Requirement » Copy the data word for word, from the line containing "Where are 58" through the line containing "annotation: NO TONE", both lines included. Leave out any pictures.

The input »
## BEGIN

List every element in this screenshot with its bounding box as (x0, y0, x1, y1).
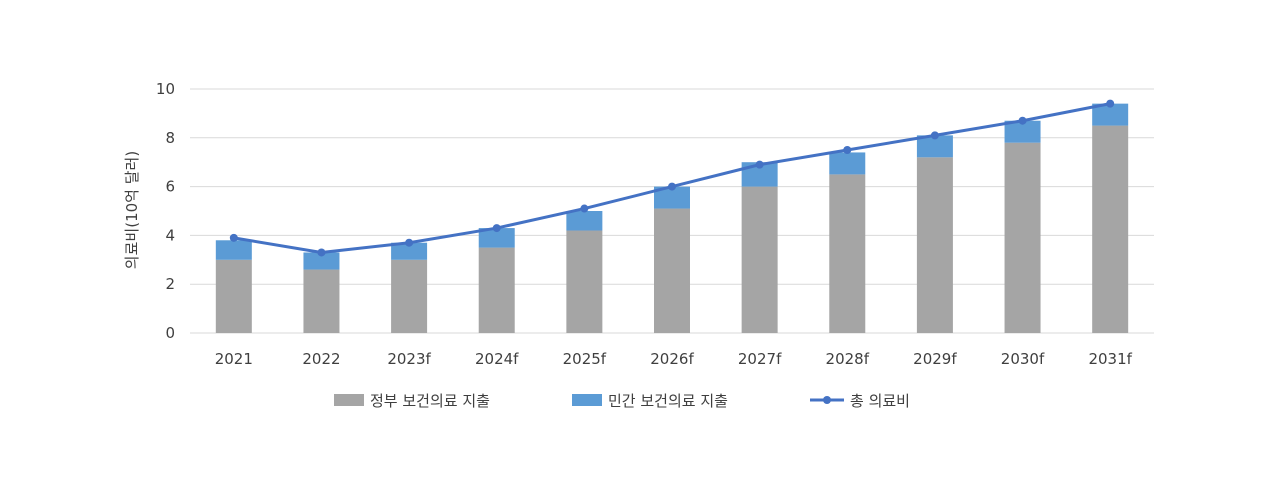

## END
## BEGIN

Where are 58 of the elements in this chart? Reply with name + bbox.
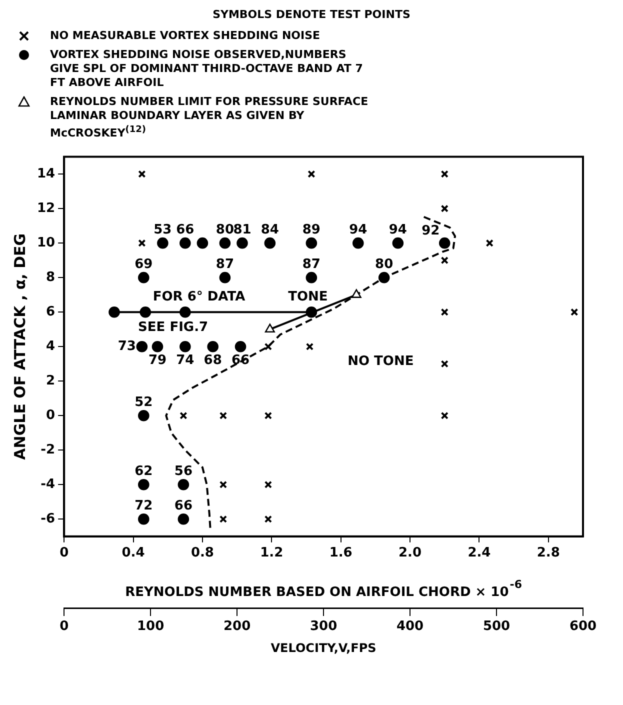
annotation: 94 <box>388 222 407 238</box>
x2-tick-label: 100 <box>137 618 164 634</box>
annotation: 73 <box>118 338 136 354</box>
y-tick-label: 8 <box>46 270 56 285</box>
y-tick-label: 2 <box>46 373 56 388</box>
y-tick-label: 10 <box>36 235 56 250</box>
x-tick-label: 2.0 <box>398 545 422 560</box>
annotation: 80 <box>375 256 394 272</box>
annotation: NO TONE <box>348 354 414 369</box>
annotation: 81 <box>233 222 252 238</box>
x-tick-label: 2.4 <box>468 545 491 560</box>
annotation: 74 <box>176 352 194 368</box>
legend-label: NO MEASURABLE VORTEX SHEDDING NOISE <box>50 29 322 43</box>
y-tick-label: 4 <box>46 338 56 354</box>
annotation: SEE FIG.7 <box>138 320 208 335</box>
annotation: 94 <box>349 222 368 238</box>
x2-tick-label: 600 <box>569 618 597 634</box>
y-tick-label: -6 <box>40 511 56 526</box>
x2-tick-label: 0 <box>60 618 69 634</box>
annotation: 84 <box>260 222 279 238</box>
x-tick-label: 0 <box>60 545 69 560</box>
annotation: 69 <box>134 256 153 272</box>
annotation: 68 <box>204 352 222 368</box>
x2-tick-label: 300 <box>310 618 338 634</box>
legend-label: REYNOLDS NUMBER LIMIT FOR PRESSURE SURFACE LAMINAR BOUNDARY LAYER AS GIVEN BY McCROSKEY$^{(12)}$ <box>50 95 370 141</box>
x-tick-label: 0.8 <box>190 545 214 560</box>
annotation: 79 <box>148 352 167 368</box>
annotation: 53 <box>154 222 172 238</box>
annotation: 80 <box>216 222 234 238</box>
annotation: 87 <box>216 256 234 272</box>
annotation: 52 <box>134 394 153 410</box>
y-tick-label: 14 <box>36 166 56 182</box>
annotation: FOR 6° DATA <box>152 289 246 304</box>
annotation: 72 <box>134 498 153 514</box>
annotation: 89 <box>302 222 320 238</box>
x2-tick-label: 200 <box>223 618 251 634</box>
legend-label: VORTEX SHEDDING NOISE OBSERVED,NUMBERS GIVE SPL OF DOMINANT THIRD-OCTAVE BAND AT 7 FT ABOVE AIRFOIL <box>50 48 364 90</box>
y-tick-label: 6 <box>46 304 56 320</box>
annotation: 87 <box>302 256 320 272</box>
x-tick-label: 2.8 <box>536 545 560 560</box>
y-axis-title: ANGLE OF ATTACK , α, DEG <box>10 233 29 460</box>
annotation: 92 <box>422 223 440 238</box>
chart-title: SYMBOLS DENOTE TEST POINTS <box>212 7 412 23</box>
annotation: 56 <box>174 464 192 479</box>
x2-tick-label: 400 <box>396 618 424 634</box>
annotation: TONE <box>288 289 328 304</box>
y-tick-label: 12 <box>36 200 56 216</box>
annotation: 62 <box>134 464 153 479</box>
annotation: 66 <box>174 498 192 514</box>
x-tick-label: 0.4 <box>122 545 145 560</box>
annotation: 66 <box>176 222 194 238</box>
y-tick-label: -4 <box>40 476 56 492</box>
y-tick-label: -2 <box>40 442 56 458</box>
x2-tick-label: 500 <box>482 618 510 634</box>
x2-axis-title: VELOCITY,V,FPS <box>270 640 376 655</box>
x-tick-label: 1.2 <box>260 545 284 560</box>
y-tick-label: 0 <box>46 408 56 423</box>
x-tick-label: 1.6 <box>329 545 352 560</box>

## END

The reply »
Where are 58 of the elements in this chart? Reply with name + bbox.
annotation: 94 <box>388 222 407 238</box>
x2-tick-label: 100 <box>137 618 164 634</box>
annotation: 73 <box>118 338 136 354</box>
y-tick-label: 8 <box>46 270 56 285</box>
y-tick-label: 2 <box>46 373 56 388</box>
y-tick-label: 10 <box>36 235 56 250</box>
x-tick-label: 2.0 <box>398 545 422 560</box>
annotation: 80 <box>375 256 394 272</box>
annotation: NO TONE <box>348 354 414 369</box>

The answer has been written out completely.